Exercise details: Render the following material again verbatim, leaving nothing out.

Provided data:
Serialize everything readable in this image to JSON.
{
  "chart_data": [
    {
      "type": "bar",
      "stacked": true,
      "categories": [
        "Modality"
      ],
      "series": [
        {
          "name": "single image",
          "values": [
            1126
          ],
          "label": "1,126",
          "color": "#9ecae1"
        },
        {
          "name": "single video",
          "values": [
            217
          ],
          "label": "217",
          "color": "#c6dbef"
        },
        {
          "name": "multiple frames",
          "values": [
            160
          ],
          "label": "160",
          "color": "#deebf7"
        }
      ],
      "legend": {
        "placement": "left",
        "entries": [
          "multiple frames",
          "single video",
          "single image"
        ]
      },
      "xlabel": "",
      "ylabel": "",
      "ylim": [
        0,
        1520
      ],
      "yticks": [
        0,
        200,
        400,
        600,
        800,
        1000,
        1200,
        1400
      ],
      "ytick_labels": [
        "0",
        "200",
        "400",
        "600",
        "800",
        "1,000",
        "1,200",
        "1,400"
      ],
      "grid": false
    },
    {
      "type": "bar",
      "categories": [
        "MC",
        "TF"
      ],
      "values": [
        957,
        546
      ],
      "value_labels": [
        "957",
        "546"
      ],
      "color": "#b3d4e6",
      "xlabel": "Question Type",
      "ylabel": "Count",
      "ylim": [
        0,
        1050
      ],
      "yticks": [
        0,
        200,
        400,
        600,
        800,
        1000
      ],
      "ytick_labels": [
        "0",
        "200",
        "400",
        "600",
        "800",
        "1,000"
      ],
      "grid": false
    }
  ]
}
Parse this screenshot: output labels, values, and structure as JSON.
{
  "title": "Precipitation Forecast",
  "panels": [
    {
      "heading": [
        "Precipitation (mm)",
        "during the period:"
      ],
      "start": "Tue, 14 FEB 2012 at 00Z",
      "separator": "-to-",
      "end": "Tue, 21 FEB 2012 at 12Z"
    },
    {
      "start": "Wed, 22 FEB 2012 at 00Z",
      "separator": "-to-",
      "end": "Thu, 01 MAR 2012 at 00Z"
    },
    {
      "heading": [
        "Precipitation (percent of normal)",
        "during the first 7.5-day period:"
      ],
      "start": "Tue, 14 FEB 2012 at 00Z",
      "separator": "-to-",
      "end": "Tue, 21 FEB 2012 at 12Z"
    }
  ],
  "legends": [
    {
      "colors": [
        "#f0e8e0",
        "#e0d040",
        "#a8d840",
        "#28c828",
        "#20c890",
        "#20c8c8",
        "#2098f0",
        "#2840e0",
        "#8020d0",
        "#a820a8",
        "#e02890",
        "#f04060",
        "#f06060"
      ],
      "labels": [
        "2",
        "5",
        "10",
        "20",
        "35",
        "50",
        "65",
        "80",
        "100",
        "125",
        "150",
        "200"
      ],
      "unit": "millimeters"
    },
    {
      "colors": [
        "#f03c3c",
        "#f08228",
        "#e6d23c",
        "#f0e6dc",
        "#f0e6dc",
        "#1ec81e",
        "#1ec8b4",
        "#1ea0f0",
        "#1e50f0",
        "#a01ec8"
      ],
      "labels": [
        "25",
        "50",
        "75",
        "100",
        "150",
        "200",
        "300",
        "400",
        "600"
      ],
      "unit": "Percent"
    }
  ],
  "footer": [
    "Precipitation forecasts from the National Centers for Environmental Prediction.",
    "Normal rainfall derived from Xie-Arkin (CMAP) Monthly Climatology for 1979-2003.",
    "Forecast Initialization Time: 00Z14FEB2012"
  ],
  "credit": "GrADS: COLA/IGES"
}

Correct response:
Serialize everything readable in this image to JSON.
{
  "chart_data": [
    {
      "type": "bar",
      "stacked": true,
      "categories": [
        "Modality"
      ],
      "series": [
        {
          "name": "single image",
          "values": [
            1126
          ],
          "label": "1,126",
          "color": "#9ecae1"
        },
        {
          "name": "single video",
          "values": [
            217
          ],
          "label": "217",
          "color": "#c6dbef"
        },
        {
          "name": "multiple frames",
          "values": [
            160
          ],
          "label": "160",
          "color": "#deebf7"
        }
      ],
      "legend": {
        "placement": "left",
        "entries": [
          "multiple frames",
          "single video",
          "single image"
        ]
      },
      "xlabel": "",
      "ylabel": "",
      "ylim": [
        0,
        1520
      ],
      "yticks": [
        0,
        200,
        400,
        600,
        800,
        1000,
        1200,
        1400
      ],
      "ytick_labels": [
        "0",
        "200",
        "400",
        "600",
        "800",
        "1,000",
        "1,200",
        "1,400"
      ],
      "grid": false
    },
    {
      "type": "bar",
      "categories": [
        "MC",
        "TF"
      ],
      "values": [
        957,
        546
      ],
      "value_labels": [
        "957",
        "546"
      ],
      "color": "#b3d4e6",
      "xlabel": "Question Type",
      "ylabel": "Count",
      "ylim": [
        0,
        1050
      ],
      "yticks": [
        0,
        200,
        400,
        600,
        800,
        1000
      ],
      "ytick_labels": [
        "0",
        "200",
        "400",
        "600",
        "800",
        "1,000"
      ],
      "grid": false
    }
  ]
}
Parse this screenshot: output labels, values, and structure as JSON.
{
  "title": "Precipitation Forecast",
  "panels": [
    {
      "heading": [
        "Precipitation (mm)",
        "during the period:"
      ],
      "start": "Tue, 14 FEB 2012 at 00Z",
      "separator": "-to-",
      "end": "Tue, 21 FEB 2012 at 12Z"
    },
    {
      "start": "Wed, 22 FEB 2012 at 00Z",
      "separator": "-to-",
      "end": "Thu, 01 MAR 2012 at 00Z"
    },
    {
      "heading": [
        "Precipitation (percent of normal)",
        "during the first 7.5-day period:"
      ],
      "start": "Tue, 14 FEB 2012 at 00Z",
      "separator": "-to-",
      "end": "Tue, 21 FEB 2012 at 12Z"
    }
  ],
  "legends": [
    {
      "colors": [
        "#f0e8e0",
        "#e0d040",
        "#a8d840",
        "#28c828",
        "#20c890",
        "#20c8c8",
        "#2098f0",
        "#2840e0",
        "#8020d0",
        "#a820a8",
        "#e02890",
        "#f04060",
        "#f06060"
      ],
      "labels": [
        "2",
        "5",
        "10",
        "20",
        "35",
        "50",
        "65",
        "80",
        "100",
        "125",
        "150",
        "200"
      ],
      "unit": "millimeters"
    },
    {
      "colors": [
        "#f03c3c",
        "#f08228",
        "#e6d23c",
        "#f0e6dc",
        "#f0e6dc",
        "#1ec81e",
        "#1ec8b4",
        "#1ea0f0",
        "#1e50f0",
        "#a01ec8"
      ],
      "labels": [
        "25",
        "50",
        "75",
        "100",
        "150",
        "200",
        "300",
        "400",
        "600"
      ],
      "unit": "Percent"
    }
  ],
  "footer": [
    "Precipitation forecasts from the National Centers for Environmental Prediction.",
    "Normal rainfall derived from Xie-Arkin (CMAP) Monthly Climatology for 1979-2003.",
    "Forecast Initialization Time: 00Z14FEB2012"
  ],
  "credit": "GrADS: COLA/IGES"
}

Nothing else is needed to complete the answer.